Exercise → In the entries that follow, locate the line with "What's the underlying", then restate that line and all later lines exactly as they appear, leaving pictures out.

--------------------

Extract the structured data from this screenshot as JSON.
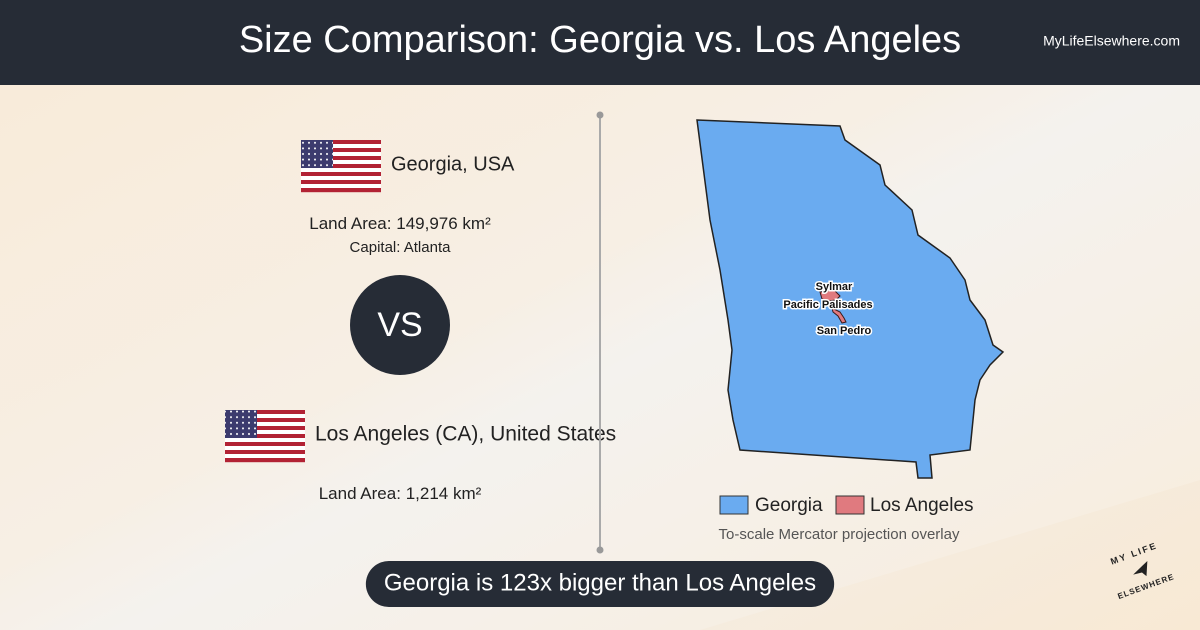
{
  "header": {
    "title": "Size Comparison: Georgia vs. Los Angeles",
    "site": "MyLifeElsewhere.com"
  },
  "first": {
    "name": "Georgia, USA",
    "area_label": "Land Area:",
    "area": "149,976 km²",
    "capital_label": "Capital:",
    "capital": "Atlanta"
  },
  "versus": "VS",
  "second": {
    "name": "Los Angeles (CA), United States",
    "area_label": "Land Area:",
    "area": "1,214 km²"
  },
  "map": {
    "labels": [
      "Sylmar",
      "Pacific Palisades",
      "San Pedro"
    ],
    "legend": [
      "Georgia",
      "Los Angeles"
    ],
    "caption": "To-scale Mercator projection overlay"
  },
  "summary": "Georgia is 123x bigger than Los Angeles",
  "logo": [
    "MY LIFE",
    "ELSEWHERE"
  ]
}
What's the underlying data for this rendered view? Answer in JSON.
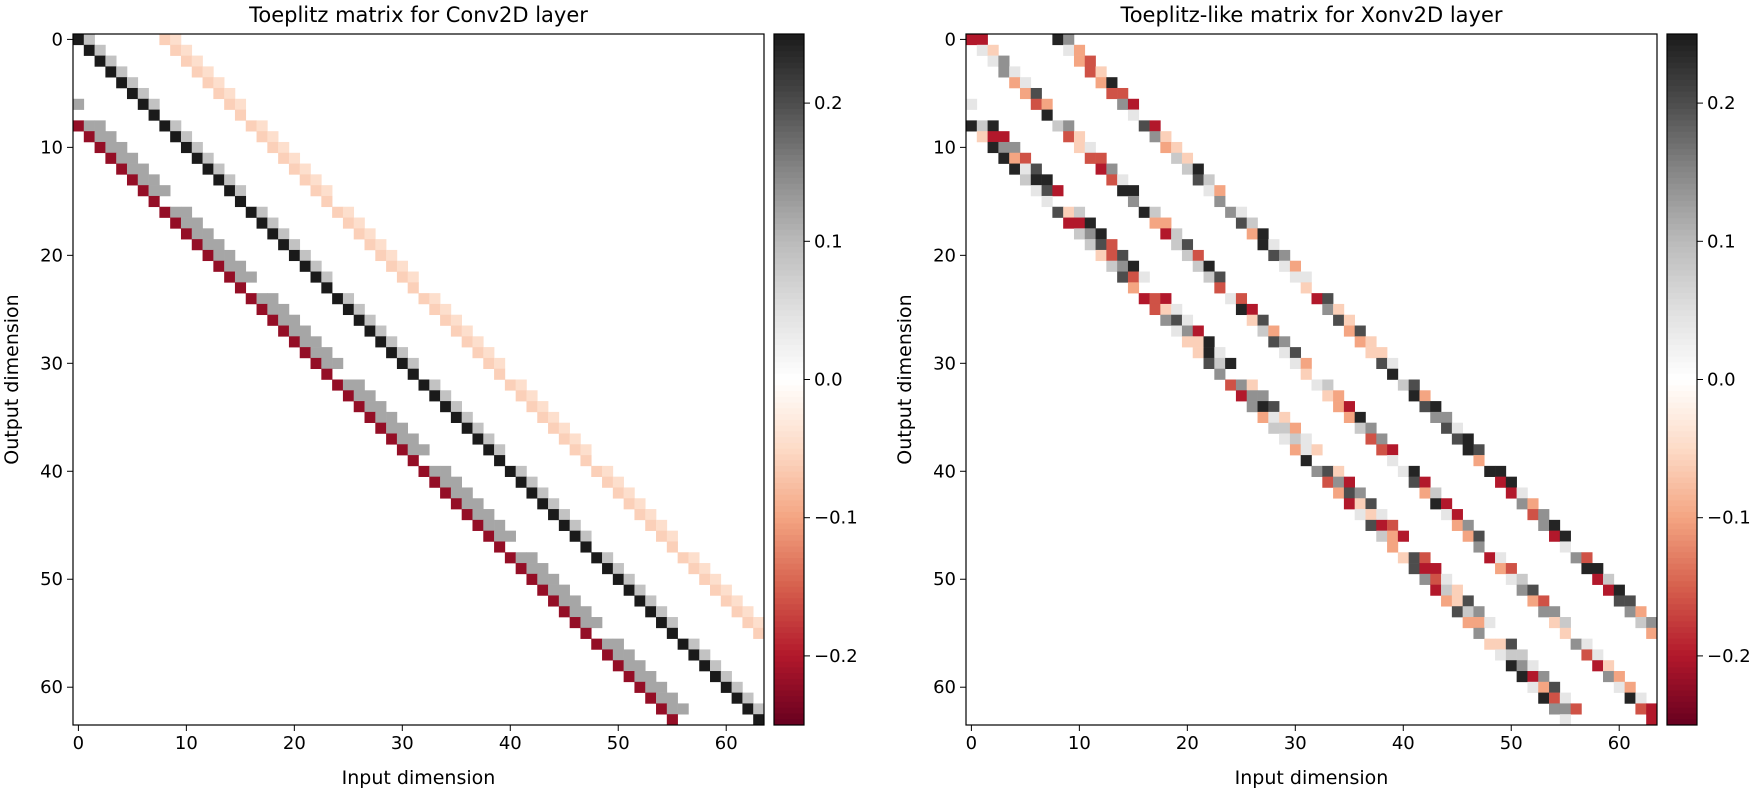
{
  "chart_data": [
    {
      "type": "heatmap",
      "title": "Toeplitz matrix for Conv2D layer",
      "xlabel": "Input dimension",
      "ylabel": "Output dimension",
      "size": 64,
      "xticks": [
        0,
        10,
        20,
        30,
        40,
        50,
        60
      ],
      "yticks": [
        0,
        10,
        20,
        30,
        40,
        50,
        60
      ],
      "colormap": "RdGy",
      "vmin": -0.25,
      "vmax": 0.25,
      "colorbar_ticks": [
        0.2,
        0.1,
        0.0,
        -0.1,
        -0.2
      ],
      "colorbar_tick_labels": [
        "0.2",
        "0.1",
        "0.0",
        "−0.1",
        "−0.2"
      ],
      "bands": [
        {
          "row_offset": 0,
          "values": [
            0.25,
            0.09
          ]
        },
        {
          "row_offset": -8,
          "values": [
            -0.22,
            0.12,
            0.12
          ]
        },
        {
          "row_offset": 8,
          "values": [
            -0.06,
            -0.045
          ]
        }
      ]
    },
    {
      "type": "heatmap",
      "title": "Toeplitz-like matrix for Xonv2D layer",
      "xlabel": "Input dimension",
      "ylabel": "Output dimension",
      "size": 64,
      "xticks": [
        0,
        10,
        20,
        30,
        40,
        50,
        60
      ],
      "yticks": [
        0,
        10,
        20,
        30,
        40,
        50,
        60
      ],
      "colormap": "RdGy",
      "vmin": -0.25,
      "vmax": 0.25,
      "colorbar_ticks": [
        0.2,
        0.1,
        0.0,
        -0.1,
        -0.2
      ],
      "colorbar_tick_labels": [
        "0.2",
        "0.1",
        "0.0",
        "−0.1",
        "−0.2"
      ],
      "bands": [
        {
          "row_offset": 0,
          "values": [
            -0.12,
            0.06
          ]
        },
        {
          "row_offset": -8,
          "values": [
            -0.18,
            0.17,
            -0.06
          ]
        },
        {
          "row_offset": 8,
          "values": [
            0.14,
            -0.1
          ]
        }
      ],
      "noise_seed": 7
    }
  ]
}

--------------------

Task output →
What's the underlying data for this rendered view? Answer in JSON.
{
  "chart_data": [
    {
      "type": "heatmap",
      "title": "Toeplitz matrix for Conv2D layer",
      "xlabel": "Input dimension",
      "ylabel": "Output dimension",
      "size": 64,
      "xticks": [
        0,
        10,
        20,
        30,
        40,
        50,
        60
      ],
      "yticks": [
        0,
        10,
        20,
        30,
        40,
        50,
        60
      ],
      "colormap": "RdGy",
      "vmin": -0.25,
      "vmax": 0.25,
      "colorbar_ticks": [
        0.2,
        0.1,
        0.0,
        -0.1,
        -0.2
      ],
      "colorbar_tick_labels": [
        "0.2",
        "0.1",
        "0.0",
        "−0.1",
        "−0.2"
      ],
      "bands": [
        {
          "row_offset": 0,
          "values": [
            0.25,
            0.09
          ]
        },
        {
          "row_offset": -8,
          "values": [
            -0.22,
            0.12,
            0.12
          ]
        },
        {
          "row_offset": 8,
          "values": [
            -0.06,
            -0.045
          ]
        }
      ]
    },
    {
      "type": "heatmap",
      "title": "Toeplitz-like matrix for Xonv2D layer",
      "xlabel": "Input dimension",
      "ylabel": "Output dimension",
      "size": 64,
      "xticks": [
        0,
        10,
        20,
        30,
        40,
        50,
        60
      ],
      "yticks": [
        0,
        10,
        20,
        30,
        40,
        50,
        60
      ],
      "colormap": "RdGy",
      "vmin": -0.25,
      "vmax": 0.25,
      "colorbar_ticks": [
        0.2,
        0.1,
        0.0,
        -0.1,
        -0.2
      ],
      "colorbar_tick_labels": [
        "0.2",
        "0.1",
        "0.0",
        "−0.1",
        "−0.2"
      ],
      "bands": [
        {
          "row_offset": 0,
          "values": [
            -0.12,
            0.06
          ]
        },
        {
          "row_offset": -8,
          "values": [
            -0.18,
            0.17,
            -0.06
          ]
        },
        {
          "row_offset": 8,
          "values": [
            0.14,
            -0.1
          ]
        }
      ],
      "noise_seed": 7
    }
  ]
}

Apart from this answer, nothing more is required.